RECORDS SUPPLIED
--*--

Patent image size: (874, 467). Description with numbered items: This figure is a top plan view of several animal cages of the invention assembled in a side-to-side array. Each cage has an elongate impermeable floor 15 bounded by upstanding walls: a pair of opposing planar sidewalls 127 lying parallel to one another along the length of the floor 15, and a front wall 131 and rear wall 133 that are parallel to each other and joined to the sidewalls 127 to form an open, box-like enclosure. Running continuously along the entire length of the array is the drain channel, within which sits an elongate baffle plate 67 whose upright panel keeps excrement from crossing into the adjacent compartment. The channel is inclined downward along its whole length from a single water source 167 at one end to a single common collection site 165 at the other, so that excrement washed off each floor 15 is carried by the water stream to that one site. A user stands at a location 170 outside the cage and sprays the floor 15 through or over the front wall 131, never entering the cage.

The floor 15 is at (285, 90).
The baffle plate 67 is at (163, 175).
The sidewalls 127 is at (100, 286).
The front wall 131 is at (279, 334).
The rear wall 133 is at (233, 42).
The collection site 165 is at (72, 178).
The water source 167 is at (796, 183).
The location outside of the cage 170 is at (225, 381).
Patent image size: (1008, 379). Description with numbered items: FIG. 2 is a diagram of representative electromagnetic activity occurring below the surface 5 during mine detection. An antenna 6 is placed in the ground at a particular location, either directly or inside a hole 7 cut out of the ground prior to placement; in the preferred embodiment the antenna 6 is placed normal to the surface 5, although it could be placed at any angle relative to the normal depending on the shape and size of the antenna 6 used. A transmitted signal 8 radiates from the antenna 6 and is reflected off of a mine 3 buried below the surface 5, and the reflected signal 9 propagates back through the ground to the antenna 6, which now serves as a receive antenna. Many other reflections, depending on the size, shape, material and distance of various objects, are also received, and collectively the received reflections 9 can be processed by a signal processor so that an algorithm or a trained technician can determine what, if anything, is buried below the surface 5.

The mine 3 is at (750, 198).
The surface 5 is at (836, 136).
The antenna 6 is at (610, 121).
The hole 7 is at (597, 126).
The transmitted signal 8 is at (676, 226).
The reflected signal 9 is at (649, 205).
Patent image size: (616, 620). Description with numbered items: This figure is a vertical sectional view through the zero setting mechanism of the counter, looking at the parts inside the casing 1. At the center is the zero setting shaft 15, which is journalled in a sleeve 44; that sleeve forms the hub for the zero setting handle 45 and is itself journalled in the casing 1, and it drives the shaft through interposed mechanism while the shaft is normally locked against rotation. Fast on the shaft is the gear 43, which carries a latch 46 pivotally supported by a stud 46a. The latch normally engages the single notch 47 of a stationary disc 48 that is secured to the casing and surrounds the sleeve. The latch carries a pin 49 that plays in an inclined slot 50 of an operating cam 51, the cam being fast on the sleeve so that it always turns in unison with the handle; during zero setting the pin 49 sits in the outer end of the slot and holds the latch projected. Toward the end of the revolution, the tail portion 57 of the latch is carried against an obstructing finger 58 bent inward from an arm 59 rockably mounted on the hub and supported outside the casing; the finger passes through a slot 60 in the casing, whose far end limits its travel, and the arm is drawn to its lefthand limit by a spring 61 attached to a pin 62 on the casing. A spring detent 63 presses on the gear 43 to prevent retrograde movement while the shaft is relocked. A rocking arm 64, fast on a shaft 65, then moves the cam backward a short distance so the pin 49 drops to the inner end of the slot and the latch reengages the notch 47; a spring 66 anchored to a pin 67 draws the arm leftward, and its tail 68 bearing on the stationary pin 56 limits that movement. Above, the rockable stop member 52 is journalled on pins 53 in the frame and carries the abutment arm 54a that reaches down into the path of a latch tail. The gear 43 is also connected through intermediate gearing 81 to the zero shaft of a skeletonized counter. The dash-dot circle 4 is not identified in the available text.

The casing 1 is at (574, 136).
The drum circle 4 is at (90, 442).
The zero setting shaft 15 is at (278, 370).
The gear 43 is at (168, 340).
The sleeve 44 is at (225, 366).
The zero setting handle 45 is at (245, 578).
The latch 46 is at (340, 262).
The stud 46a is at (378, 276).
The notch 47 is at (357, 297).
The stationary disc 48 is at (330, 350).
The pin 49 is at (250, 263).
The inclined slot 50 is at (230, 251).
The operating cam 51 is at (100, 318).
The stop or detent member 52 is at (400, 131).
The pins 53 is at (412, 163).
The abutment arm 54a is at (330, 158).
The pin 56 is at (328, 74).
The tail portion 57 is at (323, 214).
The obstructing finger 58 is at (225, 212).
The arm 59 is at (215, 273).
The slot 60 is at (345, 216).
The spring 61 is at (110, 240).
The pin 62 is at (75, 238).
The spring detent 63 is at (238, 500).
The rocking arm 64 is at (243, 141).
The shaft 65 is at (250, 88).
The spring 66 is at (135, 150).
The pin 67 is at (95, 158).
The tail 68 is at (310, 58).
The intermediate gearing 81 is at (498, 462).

--*--

TASK INSTRUCTIONS
Pull out each line of the records above that contains the string "baffle", and copy those lines unchanged. Letter case matters.

RESULT
Patent image size: (874, 467). Description with numbered items: This figure is a top plan view of several animal cages of the invention assembled in a side-to-side array. Each cage has an elongate impermeable floor 15 bounded by upstanding walls: a pair of opposing planar sidewalls 127 lying parallel to one another along the length of the floor 15, and a front wall 131 and rear wall 133 that are parallel to each other and joined to the sidewalls 127 to form an open, box-like enclosure. Running continuously along the entire length of the array is the drain channel, within which sits an elongate baffle plate 67 whose upright panel keeps excrement from crossing into the adjacent compartment. The channel is inclined downward along its whole length from a single water source 167 at one end to a single common collection site 165 at the other, so that excrement washed off each floor 15 is carried by the water stream to that one site. A user stands at a location 170 outside the cage and sprays the floor 15 through or over the front wall 131, never entering the cage.
The baffle plate 67 is at (163, 175).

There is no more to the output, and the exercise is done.